Dataset extract:
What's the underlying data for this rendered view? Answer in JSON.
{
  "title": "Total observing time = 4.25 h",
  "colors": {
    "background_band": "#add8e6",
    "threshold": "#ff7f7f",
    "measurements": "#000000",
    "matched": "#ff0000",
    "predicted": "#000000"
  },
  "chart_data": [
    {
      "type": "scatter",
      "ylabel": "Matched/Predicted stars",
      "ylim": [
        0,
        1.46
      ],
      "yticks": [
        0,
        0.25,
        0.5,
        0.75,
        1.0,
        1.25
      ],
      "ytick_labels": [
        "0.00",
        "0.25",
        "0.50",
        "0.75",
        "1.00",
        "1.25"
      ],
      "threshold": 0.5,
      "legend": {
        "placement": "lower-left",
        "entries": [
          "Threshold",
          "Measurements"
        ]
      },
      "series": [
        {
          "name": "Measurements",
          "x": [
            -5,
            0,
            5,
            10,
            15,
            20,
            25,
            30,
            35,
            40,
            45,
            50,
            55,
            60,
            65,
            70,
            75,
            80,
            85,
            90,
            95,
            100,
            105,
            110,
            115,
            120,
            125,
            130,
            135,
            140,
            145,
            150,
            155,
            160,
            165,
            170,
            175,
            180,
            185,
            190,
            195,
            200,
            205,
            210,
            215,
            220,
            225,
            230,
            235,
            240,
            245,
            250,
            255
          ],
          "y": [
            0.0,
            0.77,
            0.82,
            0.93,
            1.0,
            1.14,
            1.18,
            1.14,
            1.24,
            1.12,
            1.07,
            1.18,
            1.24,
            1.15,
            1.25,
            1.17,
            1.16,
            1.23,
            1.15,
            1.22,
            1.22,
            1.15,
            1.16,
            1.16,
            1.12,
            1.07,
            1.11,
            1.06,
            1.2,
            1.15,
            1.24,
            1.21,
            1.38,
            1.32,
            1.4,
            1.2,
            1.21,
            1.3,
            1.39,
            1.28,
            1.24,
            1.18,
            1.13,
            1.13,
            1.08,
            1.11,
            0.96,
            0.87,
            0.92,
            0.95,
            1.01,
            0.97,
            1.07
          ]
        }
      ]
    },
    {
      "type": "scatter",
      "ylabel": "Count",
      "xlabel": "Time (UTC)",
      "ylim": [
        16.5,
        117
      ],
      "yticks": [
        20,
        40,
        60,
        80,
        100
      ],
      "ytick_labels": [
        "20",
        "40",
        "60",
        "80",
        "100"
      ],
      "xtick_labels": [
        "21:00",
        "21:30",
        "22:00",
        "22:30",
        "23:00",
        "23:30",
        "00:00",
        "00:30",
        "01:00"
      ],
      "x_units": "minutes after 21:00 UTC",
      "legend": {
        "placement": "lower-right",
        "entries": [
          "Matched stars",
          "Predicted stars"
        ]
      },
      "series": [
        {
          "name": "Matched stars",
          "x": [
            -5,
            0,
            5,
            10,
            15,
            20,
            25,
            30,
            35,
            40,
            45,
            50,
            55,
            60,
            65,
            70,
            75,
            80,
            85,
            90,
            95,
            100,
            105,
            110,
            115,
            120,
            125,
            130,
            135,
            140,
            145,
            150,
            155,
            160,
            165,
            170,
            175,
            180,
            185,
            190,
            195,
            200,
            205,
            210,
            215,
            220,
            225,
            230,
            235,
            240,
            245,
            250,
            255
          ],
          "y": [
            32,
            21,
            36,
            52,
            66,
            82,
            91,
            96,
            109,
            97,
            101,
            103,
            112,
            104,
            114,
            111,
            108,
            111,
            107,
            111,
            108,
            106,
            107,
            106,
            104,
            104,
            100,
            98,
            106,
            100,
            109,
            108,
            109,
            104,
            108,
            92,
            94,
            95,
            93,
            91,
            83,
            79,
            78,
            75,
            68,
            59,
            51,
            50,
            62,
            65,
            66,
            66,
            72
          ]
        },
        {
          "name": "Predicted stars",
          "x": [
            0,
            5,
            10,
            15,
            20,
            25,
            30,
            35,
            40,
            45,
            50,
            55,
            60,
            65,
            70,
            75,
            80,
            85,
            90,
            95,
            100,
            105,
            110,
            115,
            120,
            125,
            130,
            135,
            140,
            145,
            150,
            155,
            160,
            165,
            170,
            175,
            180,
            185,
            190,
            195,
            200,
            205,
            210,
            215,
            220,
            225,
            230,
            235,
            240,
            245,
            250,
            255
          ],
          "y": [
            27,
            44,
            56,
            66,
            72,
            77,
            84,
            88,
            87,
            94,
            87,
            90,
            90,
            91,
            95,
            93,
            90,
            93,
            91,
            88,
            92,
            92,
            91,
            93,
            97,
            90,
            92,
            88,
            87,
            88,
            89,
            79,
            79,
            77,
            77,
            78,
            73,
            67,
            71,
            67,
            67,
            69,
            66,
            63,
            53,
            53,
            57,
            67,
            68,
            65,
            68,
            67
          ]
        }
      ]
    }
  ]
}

Written request: Every line above should be printed again exactly as it stands.

Written solution:
What's the underlying data for this rendered view? Answer in JSON.
{
  "title": "Total observing time = 4.25 h",
  "colors": {
    "background_band": "#add8e6",
    "threshold": "#ff7f7f",
    "measurements": "#000000",
    "matched": "#ff0000",
    "predicted": "#000000"
  },
  "chart_data": [
    {
      "type": "scatter",
      "ylabel": "Matched/Predicted stars",
      "ylim": [
        0,
        1.46
      ],
      "yticks": [
        0,
        0.25,
        0.5,
        0.75,
        1.0,
        1.25
      ],
      "ytick_labels": [
        "0.00",
        "0.25",
        "0.50",
        "0.75",
        "1.00",
        "1.25"
      ],
      "threshold": 0.5,
      "legend": {
        "placement": "lower-left",
        "entries": [
          "Threshold",
          "Measurements"
        ]
      },
      "series": [
        {
          "name": "Measurements",
          "x": [
            -5,
            0,
            5,
            10,
            15,
            20,
            25,
            30,
            35,
            40,
            45,
            50,
            55,
            60,
            65,
            70,
            75,
            80,
            85,
            90,
            95,
            100,
            105,
            110,
            115,
            120,
            125,
            130,
            135,
            140,
            145,
            150,
            155,
            160,
            165,
            170,
            175,
            180,
            185,
            190,
            195,
            200,
            205,
            210,
            215,
            220,
            225,
            230,
            235,
            240,
            245,
            250,
            255
          ],
          "y": [
            0.0,
            0.77,
            0.82,
            0.93,
            1.0,
            1.14,
            1.18,
            1.14,
            1.24,
            1.12,
            1.07,
            1.18,
            1.24,
            1.15,
            1.25,
            1.17,
            1.16,
            1.23,
            1.15,
            1.22,
            1.22,
            1.15,
            1.16,
            1.16,
            1.12,
            1.07,
            1.11,
            1.06,
            1.2,
            1.15,
            1.24,
            1.21,
            1.38,
            1.32,
            1.4,
            1.2,
            1.21,
            1.3,
            1.39,
            1.28,
            1.24,
            1.18,
            1.13,
            1.13,
            1.08,
            1.11,
            0.96,
            0.87,
            0.92,
            0.95,
            1.01,
            0.97,
            1.07
          ]
        }
      ]
    },
    {
      "type": "scatter",
      "ylabel": "Count",
      "xlabel": "Time (UTC)",
      "ylim": [
        16.5,
        117
      ],
      "yticks": [
        20,
        40,
        60,
        80,
        100
      ],
      "ytick_labels": [
        "20",
        "40",
        "60",
        "80",
        "100"
      ],
      "xtick_labels": [
        "21:00",
        "21:30",
        "22:00",
        "22:30",
        "23:00",
        "23:30",
        "00:00",
        "00:30",
        "01:00"
      ],
      "x_units": "minutes after 21:00 UTC",
      "legend": {
        "placement": "lower-right",
        "entries": [
          "Matched stars",
          "Predicted stars"
        ]
      },
      "series": [
        {
          "name": "Matched stars",
          "x": [
            -5,
            0,
            5,
            10,
            15,
            20,
            25,
            30,
            35,
            40,
            45,
            50,
            55,
            60,
            65,
            70,
            75,
            80,
            85,
            90,
            95,
            100,
            105,
            110,
            115,
            120,
            125,
            130,
            135,
            140,
            145,
            150,
            155,
            160,
            165,
            170,
            175,
            180,
            185,
            190,
            195,
            200,
            205,
            210,
            215,
            220,
            225,
            230,
            235,
            240,
            245,
            250,
            255
          ],
          "y": [
            32,
            21,
            36,
            52,
            66,
            82,
            91,
            96,
            109,
            97,
            101,
            103,
            112,
            104,
            114,
            111,
            108,
            111,
            107,
            111,
            108,
            106,
            107,
            106,
            104,
            104,
            100,
            98,
            106,
            100,
            109,
            108,
            109,
            104,
            108,
            92,
            94,
            95,
            93,
            91,
            83,
            79,
            78,
            75,
            68,
            59,
            51,
            50,
            62,
            65,
            66,
            66,
            72
          ]
        },
        {
          "name": "Predicted stars",
          "x": [
            0,
            5,
            10,
            15,
            20,
            25,
            30,
            35,
            40,
            45,
            50,
            55,
            60,
            65,
            70,
            75,
            80,
            85,
            90,
            95,
            100,
            105,
            110,
            115,
            120,
            125,
            130,
            135,
            140,
            145,
            150,
            155,
            160,
            165,
            170,
            175,
            180,
            185,
            190,
            195,
            200,
            205,
            210,
            215,
            220,
            225,
            230,
            235,
            240,
            245,
            250,
            255
          ],
          "y": [
            27,
            44,
            56,
            66,
            72,
            77,
            84,
            88,
            87,
            94,
            87,
            90,
            90,
            91,
            95,
            93,
            90,
            93,
            91,
            88,
            92,
            92,
            91,
            93,
            97,
            90,
            92,
            88,
            87,
            88,
            89,
            79,
            79,
            77,
            77,
            78,
            73,
            67,
            71,
            67,
            67,
            69,
            66,
            63,
            53,
            53,
            57,
            67,
            68,
            65,
            68,
            67
          ]
        }
      ]
    }
  ]
}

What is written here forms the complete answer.